_Data supplied_.
━━━━━━━━
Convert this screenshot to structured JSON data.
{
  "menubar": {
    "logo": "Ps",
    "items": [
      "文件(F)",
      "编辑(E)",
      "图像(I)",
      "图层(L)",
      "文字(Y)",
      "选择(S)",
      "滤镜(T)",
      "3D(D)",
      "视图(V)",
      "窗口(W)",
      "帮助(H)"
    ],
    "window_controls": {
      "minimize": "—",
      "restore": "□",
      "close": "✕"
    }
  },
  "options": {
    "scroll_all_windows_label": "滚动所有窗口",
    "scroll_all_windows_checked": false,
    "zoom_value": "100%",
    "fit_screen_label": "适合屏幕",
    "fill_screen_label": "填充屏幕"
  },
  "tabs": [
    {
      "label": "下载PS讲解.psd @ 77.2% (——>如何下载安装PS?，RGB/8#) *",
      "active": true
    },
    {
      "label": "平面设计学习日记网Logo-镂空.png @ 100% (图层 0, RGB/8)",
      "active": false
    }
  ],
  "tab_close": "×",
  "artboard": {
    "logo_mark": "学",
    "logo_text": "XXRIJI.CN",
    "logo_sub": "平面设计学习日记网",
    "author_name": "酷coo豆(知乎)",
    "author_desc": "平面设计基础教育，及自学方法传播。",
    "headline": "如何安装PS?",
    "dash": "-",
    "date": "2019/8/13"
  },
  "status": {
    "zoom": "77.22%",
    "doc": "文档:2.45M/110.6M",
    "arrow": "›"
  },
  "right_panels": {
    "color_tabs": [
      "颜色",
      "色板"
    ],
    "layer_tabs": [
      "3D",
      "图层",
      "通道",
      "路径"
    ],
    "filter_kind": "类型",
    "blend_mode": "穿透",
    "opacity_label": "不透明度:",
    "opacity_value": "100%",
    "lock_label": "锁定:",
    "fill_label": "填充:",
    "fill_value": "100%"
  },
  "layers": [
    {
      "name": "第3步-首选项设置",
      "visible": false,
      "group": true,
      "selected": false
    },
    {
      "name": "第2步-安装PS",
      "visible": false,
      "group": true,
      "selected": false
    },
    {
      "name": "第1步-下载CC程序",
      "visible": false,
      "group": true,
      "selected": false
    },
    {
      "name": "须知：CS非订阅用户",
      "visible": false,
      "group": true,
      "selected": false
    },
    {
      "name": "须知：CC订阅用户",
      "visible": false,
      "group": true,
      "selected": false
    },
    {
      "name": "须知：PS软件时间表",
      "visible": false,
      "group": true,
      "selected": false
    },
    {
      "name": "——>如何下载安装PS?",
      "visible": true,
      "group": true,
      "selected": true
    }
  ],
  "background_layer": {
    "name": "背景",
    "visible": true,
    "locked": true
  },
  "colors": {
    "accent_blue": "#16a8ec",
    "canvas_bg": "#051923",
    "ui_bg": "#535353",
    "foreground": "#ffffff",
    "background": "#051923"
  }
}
━━━━━━━━
_Exercise objective_. All of the data must be returned exactly.

_Correct response_.
Convert this screenshot to structured JSON data.
{
  "menubar": {
    "logo": "Ps",
    "items": [
      "文件(F)",
      "编辑(E)",
      "图像(I)",
      "图层(L)",
      "文字(Y)",
      "选择(S)",
      "滤镜(T)",
      "3D(D)",
      "视图(V)",
      "窗口(W)",
      "帮助(H)"
    ],
    "window_controls": {
      "minimize": "—",
      "restore": "□",
      "close": "✕"
    }
  },
  "options": {
    "scroll_all_windows_label": "滚动所有窗口",
    "scroll_all_windows_checked": false,
    "zoom_value": "100%",
    "fit_screen_label": "适合屏幕",
    "fill_screen_label": "填充屏幕"
  },
  "tabs": [
    {
      "label": "下载PS讲解.psd @ 77.2% (——>如何下载安装PS?，RGB/8#) *",
      "active": true
    },
    {
      "label": "平面设计学习日记网Logo-镂空.png @ 100% (图层 0, RGB/8)",
      "active": false
    }
  ],
  "tab_close": "×",
  "artboard": {
    "logo_mark": "学",
    "logo_text": "XXRIJI.CN",
    "logo_sub": "平面设计学习日记网",
    "author_name": "酷coo豆(知乎)",
    "author_desc": "平面设计基础教育，及自学方法传播。",
    "headline": "如何安装PS?",
    "dash": "-",
    "date": "2019/8/13"
  },
  "status": {
    "zoom": "77.22%",
    "doc": "文档:2.45M/110.6M",
    "arrow": "›"
  },
  "right_panels": {
    "color_tabs": [
      "颜色",
      "色板"
    ],
    "layer_tabs": [
      "3D",
      "图层",
      "通道",
      "路径"
    ],
    "filter_kind": "类型",
    "blend_mode": "穿透",
    "opacity_label": "不透明度:",
    "opacity_value": "100%",
    "lock_label": "锁定:",
    "fill_label": "填充:",
    "fill_value": "100%"
  },
  "layers": [
    {
      "name": "第3步-首选项设置",
      "visible": false,
      "group": true,
      "selected": false
    },
    {
      "name": "第2步-安装PS",
      "visible": false,
      "group": true,
      "selected": false
    },
    {
      "name": "第1步-下载CC程序",
      "visible": false,
      "group": true,
      "selected": false
    },
    {
      "name": "须知：CS非订阅用户",
      "visible": false,
      "group": true,
      "selected": false
    },
    {
      "name": "须知：CC订阅用户",
      "visible": false,
      "group": true,
      "selected": false
    },
    {
      "name": "须知：PS软件时间表",
      "visible": false,
      "group": true,
      "selected": false
    },
    {
      "name": "——>如何下载安装PS?",
      "visible": true,
      "group": true,
      "selected": true
    }
  ],
  "background_layer": {
    "name": "背景",
    "visible": true,
    "locked": true
  },
  "colors": {
    "accent_blue": "#16a8ec",
    "canvas_bg": "#051923",
    "ui_bg": "#535353",
    "foreground": "#ffffff",
    "background": "#051923"
  }
}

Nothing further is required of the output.